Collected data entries
☆ ☆ ☆ ☆
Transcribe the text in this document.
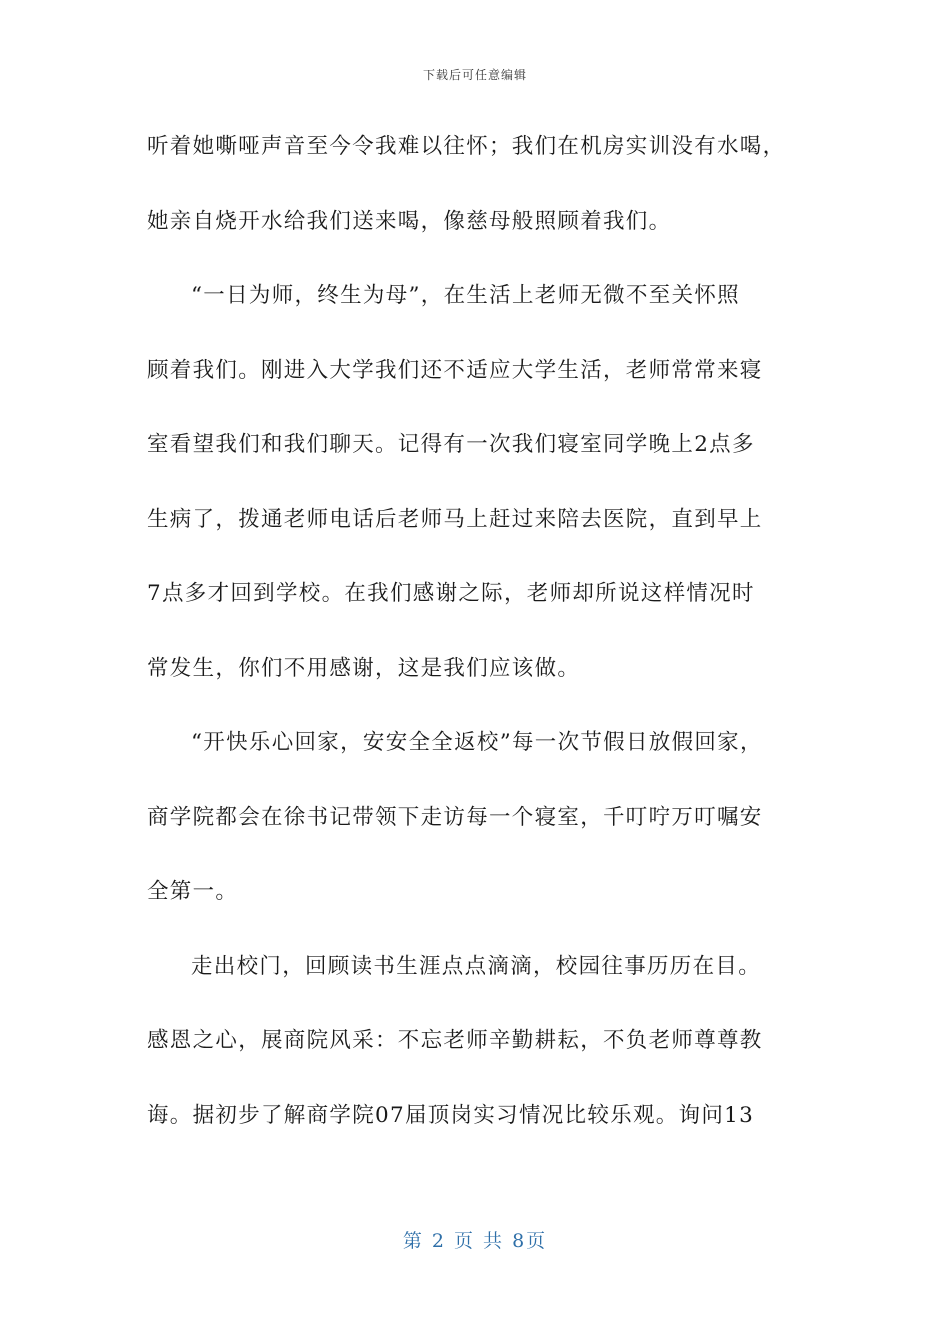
下载后可任意编辑
听着她嘶哑声音至今令我难以往怀；我们在机房实训没有水喝，
她亲自烧开水给我们送来喝，像慈母般照顾着我们。
“一日为师，终生为母”，在生活上老师无微不至关怀照
顾着我们。刚进入大学我们还不适应大学生活，老师常常来寝
室看望我们和我们聊天。记得有一次我们寝室同学晚上2点多
生病了，拨通老师电话后老师马上赶过来陪去医院，直到早上
7点多才回到学校。在我们感谢之际，老师却所说这样情况时
常发生，你们不用感谢，这是我们应该做。
“开快乐心回家，安安全全返校”每一次节假日放假回家，
商学院都会在徐书记带领下走访每一个寝室，千叮咛万叮嘱安
全第一。
走出校门，回顾读书生涯点点滴滴，校园往事历历在目。
感恩之心，展商院风采：不忘老师辛勤耕耘，不负老师尊尊教
诲。据初步了解商学院07届顶岗实习情况比较乐观。询问13
第 2 页 共 8页
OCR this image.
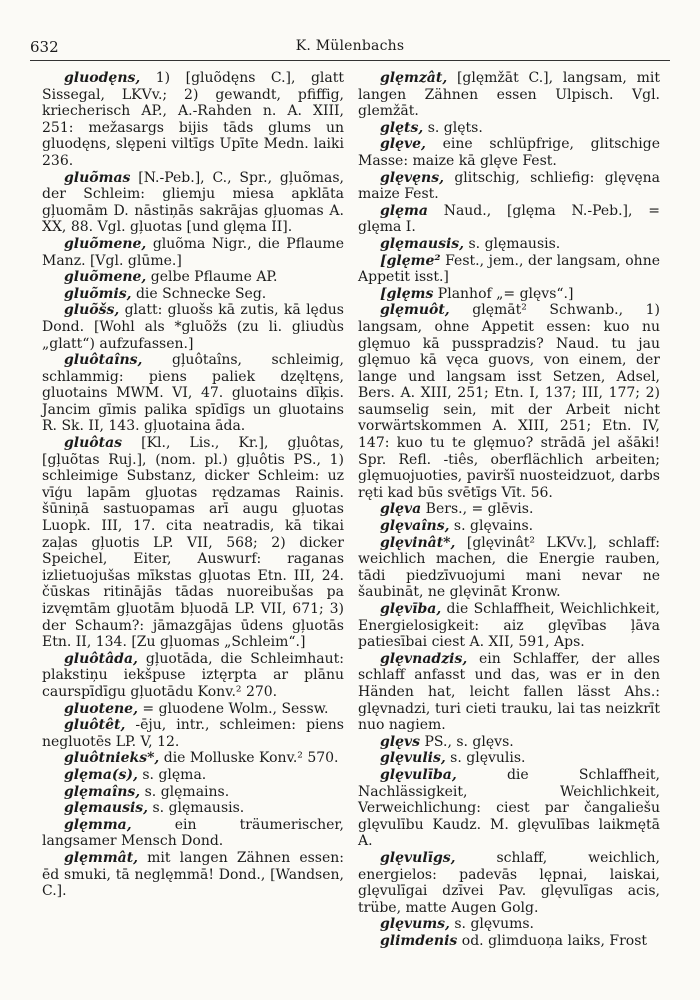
632	K. Mülenbachs

gluodęns, 1) [gluõdęns C.], glatt Sissegal, LKVv.; 2) gewandt, pfiffig, kriecherisch AP., A.-Rahden n. A. XIII, 251: mežasargs bijis tāds glums un gluodęns, slępeni viltīgs Upīte Medn. laiki 236.

gluõmas [N.-Peb.], C., Spr., gļuõmas, der Schleim: gliemju miesa apklāta gļuomām D. nāstiņās sakrājas gļuomas A. XX, 88. Vgl. gļuotas [und glęma II].

gluõmene, gluõma Nigr., die Pflaume Manz. [Vgl. glūme.]

gluõmene, gelbe Pflaume AP.

gluõmis, die Schnecke Seg.

gluõšs, glatt: gluošs kā zutis, kā lędus Dond. [Wohl als *gluõžs (zu li. gliudùs „glatt“) aufzufassen.]

gluôtaîns, gļuôtaîns, schleimig, schlammig: piens paliek dzęltęns, gluotains MWM. VI, 47. gluotains dīķis. Jancim gīmis palika spīdīgs un gluotains R. Sk. II, 143. gļuotaina āda.

gluôtas [Kl., Lis., Kr.], gļuôtas, [gļuõtas Ruj.], (nom. pl.) gļuôtis PS., 1) schleimige Substanz, dicker Schleim: uz vīģu lapām gļuotas rędzamas Rainis. šūniņā sastuopamas arī augu gļuotas Luopk. III, 17. cita neatradis, kā tikai zaļas gļuotis LP. VII, 568; 2) dicker Speichel, Eiter, Auswurf: raganas izlietuojušas mīkstas gļuotas Etn. III, 24. čūskas ritinājās tādas nuoreibušas pa izvęmtām gļuotām bļuodā LP. VII, 671; 3) der Schaum?: jāmazgājas ūdens gļuotās Etn. II, 134. [Zu gļuomas „Schleim“.]

gluôtâda, gļuotāda, die Schleimhaut: plakstiņu iekšpuse iztęrpta ar plānu caurspīdīgu gļuotādu Konv.² 270.

gluotene, = gluodene Wolm., Sessw.

gluôtêt, -ēju, intr., schleimen: piens negluotēs LP. V, 12.

gluôtnieks*, die Molluske Konv.² 570.

glęma(s), s. glęma.

glęmaîns, s. glęmains.

glęmausis, s. glęmausis.

glęmma, ein träumerischer, langsamer Mensch Dond.

glęmmât, mit langen Zähnen essen: ēd smuki, tā neglęmmā! Dond., [Wandsen, C.].

glęmzât, [glęmžāt C.], langsam, mit langen Zähnen essen Ulpisch. Vgl. glemžāt.

glęts, s. glęts.

glęve, eine schlüpfrige, glitschige Masse: maize kā glęve Fest.

glęvęns, glitschig, schliefig: glęvęna maize Fest.

glęma Naud., [glęma N.-Peb.], = glęma I.

glęmausis, s. glęmausis.

[glęme² Fest., jem., der langsam, ohne Appetit isst.]

[glęms Planhof „= glęvs“.]

glęmuôt, glęmāt² Schwanb., 1) langsam, ohne Appetit essen: kuo nu glęmuo kā pusspradzis? Naud. tu jau glęmuo kā vęca guovs, von einem, der lange und langsam isst Setzen, Adsel, Bers. A. XIII, 251; Etn. I, 137; III, 177; 2) saumselig sein, mit der Arbeit nicht vorwärtskommen A. XIII, 251; Etn. IV, 147: kuo tu te glęmuo? strādā jel ašāki! Spr. Refl. -tiês, oberflächlich arbeiten; glęmuojuoties, paviršī nuosteidzuot, darbs ręti kad būs svētīgs Vīt. 56.

glęva Bers., = glēvis.

glęvaîns, s. glęvains.

glęvinât*, [glęvinât² LKVv.], schlaff: weichlich machen, die Energie rauben, tādi piedzīvuojumi mani nevar ne šaubināt, ne glęvināt Kronw.

glęvība, die Schlaffheit, Weichlichkeit, Energielosigkeit: aiz glęvības ļāva patiesībai ciest A. XII, 591, Aps.

glęvnadzis, ein Schlaffer, der alles schlaff anfasst und das, was er in den Händen hat, leicht fallen lässt Ahs.: glęvnadzi, turi cieti trauku, lai tas neizkrīt nuo nagiem.

glęvs PS., s. glęvs.

glęvulis, s. glęvulis.

glęvulība, die Schlaffheit, Nachlässigkeit, Weichlichkeit, Verweichlichung: ciest par čangaliešu glęvulību Kaudz. M. glęvulības laikmętā A.

glęvulīgs, schlaff, weichlich, energielos: padevās lępnai, laiskai, glęvulīgai dzīvei Pav. glęvulīgas acis, trübe, matte Augen Golg.

glęvums, s. glęvums.

glimdenis od. glimduoņa laiks, Frost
☆ ☆ ☆ ☆
Problem to solve
Each record above is to be restated exactly, with its pictures removed from the copy.

Result of the exercise
Transcribe the text in this document.
下载后可任意编辑
听着她嘶哑声音至今令我难以往怀；我们在机房实训没有水喝，
她亲自烧开水给我们送来喝，像慈母般照顾着我们。
“一日为师，终生为母”，在生活上老师无微不至关怀照
顾着我们。刚进入大学我们还不适应大学生活，老师常常来寝
室看望我们和我们聊天。记得有一次我们寝室同学晚上2点多
生病了，拨通老师电话后老师马上赶过来陪去医院，直到早上
7点多才回到学校。在我们感谢之际，老师却所说这样情况时
常发生，你们不用感谢，这是我们应该做。
“开快乐心回家，安安全全返校”每一次节假日放假回家，
商学院都会在徐书记带领下走访每一个寝室，千叮咛万叮嘱安
全第一。
走出校门，回顾读书生涯点点滴滴，校园往事历历在目。
感恩之心，展商院风采：不忘老师辛勤耕耘，不负老师尊尊教
诲。据初步了解商学院07届顶岗实习情况比较乐观。询问13
第 2 页 共 8页
OCR this image.
632	K. Mülenbachs

gluodęns, 1) [gluõdęns C.], glatt Sissegal, LKVv.; 2) gewandt, pfiffig, kriecherisch AP., A.-Rahden n. A. XIII, 251: mežasargs bijis tāds glums un gluodęns, slępeni viltīgs Upīte Medn. laiki 236.

gluõmas [N.-Peb.], C., Spr., gļuõmas, der Schleim: gliemju miesa apklāta gļuomām D. nāstiņās sakrājas gļuomas A. XX, 88. Vgl. gļuotas [und glęma II].

gluõmene, gluõma Nigr., die Pflaume Manz. [Vgl. glūme.]

gluõmene, gelbe Pflaume AP.

gluõmis, die Schnecke Seg.

gluõšs, glatt: gluošs kā zutis, kā lędus Dond. [Wohl als *gluõžs (zu li. gliudùs „glatt“) aufzufassen.]

gluôtaîns, gļuôtaîns, schleimig, schlammig: piens paliek dzęltęns, gluotains MWM. VI, 47. gluotains dīķis. Jancim gīmis palika spīdīgs un gluotains R. Sk. II, 143. gļuotaina āda.

gluôtas [Kl., Lis., Kr.], gļuôtas, [gļuõtas Ruj.], (nom. pl.) gļuôtis PS., 1) schleimige Substanz, dicker Schleim: uz vīģu lapām gļuotas rędzamas Rainis. šūniņā sastuopamas arī augu gļuotas Luopk. III, 17. cita neatradis, kā tikai zaļas gļuotis LP. VII, 568; 2) dicker Speichel, Eiter, Auswurf: raganas izlietuojušas mīkstas gļuotas Etn. III, 24. čūskas ritinājās tādas nuoreibušas pa izvęmtām gļuotām bļuodā LP. VII, 671; 3) der Schaum?: jāmazgājas ūdens gļuotās Etn. II, 134. [Zu gļuomas „Schleim“.]

gluôtâda, gļuotāda, die Schleimhaut: plakstiņu iekšpuse iztęrpta ar plānu caurspīdīgu gļuotādu Konv.² 270.

gluotene, = gluodene Wolm., Sessw.

gluôtêt, -ēju, intr., schleimen: piens negluotēs LP. V, 12.

gluôtnieks*, die Molluske Konv.² 570.

glęma(s), s. glęma.

glęmaîns, s. glęmains.

glęmausis, s. glęmausis.

glęmma, ein träumerischer, langsamer Mensch Dond.

glęmmât, mit langen Zähnen essen: ēd smuki, tā neglęmmā! Dond., [Wandsen, C.].

glęmzât, [glęmžāt C.], langsam, mit langen Zähnen essen Ulpisch. Vgl. glemžāt.

glęts, s. glęts.

glęve, eine schlüpfrige, glitschige Masse: maize kā glęve Fest.

glęvęns, glitschig, schliefig: glęvęna maize Fest.

glęma Naud., [glęma N.-Peb.], = glęma I.

glęmausis, s. glęmausis.

[glęme² Fest., jem., der langsam, ohne Appetit isst.]

[glęms Planhof „= glęvs“.]

glęmuôt, glęmāt² Schwanb., 1) langsam, ohne Appetit essen: kuo nu glęmuo kā pusspradzis? Naud. tu jau glęmuo kā vęca guovs, von einem, der lange und langsam isst Setzen, Adsel, Bers. A. XIII, 251; Etn. I, 137; III, 177; 2) saumselig sein, mit der Arbeit nicht vorwärtskommen A. XIII, 251; Etn. IV, 147: kuo tu te glęmuo? strādā jel ašāki! Spr. Refl. -tiês, oberflächlich arbeiten; glęmuojuoties, paviršī nuosteidzuot, darbs ręti kad būs svētīgs Vīt. 56.

glęva Bers., = glēvis.

glęvaîns, s. glęvains.

glęvinât*, [glęvinât² LKVv.], schlaff: weichlich machen, die Energie rauben, tādi piedzīvuojumi mani nevar ne šaubināt, ne glęvināt Kronw.

glęvība, die Schlaffheit, Weichlichkeit, Energielosigkeit: aiz glęvības ļāva patiesībai ciest A. XII, 591, Aps.

glęvnadzis, ein Schlaffer, der alles schlaff anfasst und das, was er in den Händen hat, leicht fallen lässt Ahs.: glęvnadzi, turi cieti trauku, lai tas neizkrīt nuo nagiem.

glęvs PS., s. glęvs.

glęvulis, s. glęvulis.

glęvulība, die Schlaffheit, Nachlässigkeit, Weichlichkeit, Verweichlichung: ciest par čangaliešu glęvulību Kaudz. M. glęvulības laikmętā A.

glęvulīgs, schlaff, weichlich, energielos: padevās lępnai, laiskai, glęvulīgai dzīvei Pav. glęvulīgas acis, trübe, matte Augen Golg.

glęvums, s. glęvums.

glimdenis od. glimduoņa laiks, Frost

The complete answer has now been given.